* [Dataset entries]:
--- BEGIN ---

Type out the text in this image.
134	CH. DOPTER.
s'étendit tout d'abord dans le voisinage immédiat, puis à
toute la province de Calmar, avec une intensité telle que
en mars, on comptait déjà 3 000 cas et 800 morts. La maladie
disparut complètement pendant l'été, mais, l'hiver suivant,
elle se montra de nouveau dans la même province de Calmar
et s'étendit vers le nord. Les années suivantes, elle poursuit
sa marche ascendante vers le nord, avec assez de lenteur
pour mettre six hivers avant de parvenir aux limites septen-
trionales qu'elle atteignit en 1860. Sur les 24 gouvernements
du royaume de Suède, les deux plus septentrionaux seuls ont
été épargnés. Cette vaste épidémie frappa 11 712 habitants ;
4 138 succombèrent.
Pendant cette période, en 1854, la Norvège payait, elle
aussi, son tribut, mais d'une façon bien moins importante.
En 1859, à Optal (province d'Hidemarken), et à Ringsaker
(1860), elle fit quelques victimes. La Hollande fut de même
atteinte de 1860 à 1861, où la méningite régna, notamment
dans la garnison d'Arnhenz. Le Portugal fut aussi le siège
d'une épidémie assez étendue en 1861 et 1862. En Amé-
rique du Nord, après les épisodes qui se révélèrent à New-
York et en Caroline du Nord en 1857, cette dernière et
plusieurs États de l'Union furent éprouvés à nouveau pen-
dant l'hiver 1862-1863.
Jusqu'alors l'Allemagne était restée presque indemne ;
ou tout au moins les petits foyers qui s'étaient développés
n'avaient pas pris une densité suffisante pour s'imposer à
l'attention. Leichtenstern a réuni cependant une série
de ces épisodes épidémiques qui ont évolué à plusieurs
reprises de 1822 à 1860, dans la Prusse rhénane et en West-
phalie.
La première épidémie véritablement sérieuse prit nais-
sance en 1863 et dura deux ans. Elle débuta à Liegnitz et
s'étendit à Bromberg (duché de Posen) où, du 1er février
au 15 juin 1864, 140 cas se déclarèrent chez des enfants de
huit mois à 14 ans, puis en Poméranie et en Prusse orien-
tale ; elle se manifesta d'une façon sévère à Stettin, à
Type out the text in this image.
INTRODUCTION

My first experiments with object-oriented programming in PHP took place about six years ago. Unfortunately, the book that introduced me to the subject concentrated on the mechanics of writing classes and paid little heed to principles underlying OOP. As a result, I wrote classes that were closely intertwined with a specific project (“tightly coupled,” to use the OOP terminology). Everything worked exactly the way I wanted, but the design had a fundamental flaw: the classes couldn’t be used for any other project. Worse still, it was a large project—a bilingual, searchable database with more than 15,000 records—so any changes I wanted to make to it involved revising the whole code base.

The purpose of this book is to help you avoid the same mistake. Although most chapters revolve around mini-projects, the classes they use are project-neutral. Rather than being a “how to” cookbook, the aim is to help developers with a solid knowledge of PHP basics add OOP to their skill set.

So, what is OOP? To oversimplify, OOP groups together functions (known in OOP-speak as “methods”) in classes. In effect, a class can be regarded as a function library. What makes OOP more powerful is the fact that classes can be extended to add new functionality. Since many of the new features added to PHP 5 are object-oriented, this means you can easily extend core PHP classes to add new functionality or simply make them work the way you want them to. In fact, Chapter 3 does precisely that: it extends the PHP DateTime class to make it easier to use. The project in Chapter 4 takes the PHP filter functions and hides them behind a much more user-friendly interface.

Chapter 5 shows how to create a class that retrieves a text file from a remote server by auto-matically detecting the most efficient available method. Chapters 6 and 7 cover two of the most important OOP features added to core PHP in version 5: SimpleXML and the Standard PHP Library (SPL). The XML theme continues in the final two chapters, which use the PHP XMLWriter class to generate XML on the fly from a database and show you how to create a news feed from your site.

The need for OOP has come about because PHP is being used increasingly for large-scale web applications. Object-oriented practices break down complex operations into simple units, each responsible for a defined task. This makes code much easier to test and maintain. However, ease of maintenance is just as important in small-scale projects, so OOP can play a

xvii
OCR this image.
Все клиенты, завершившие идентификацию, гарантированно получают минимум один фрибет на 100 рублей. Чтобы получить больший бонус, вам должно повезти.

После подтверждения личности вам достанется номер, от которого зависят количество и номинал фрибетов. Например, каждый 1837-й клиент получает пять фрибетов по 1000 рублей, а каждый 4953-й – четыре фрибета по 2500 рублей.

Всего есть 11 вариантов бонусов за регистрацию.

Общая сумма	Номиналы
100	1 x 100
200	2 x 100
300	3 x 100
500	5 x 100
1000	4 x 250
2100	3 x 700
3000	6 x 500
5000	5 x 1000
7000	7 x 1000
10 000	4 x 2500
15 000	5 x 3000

--- END ---

* [PROBLEM]: In the entries above, how many lines hold the word "plusieurs"? State the number and nothing else.

* [TASK RESPONSE]: 2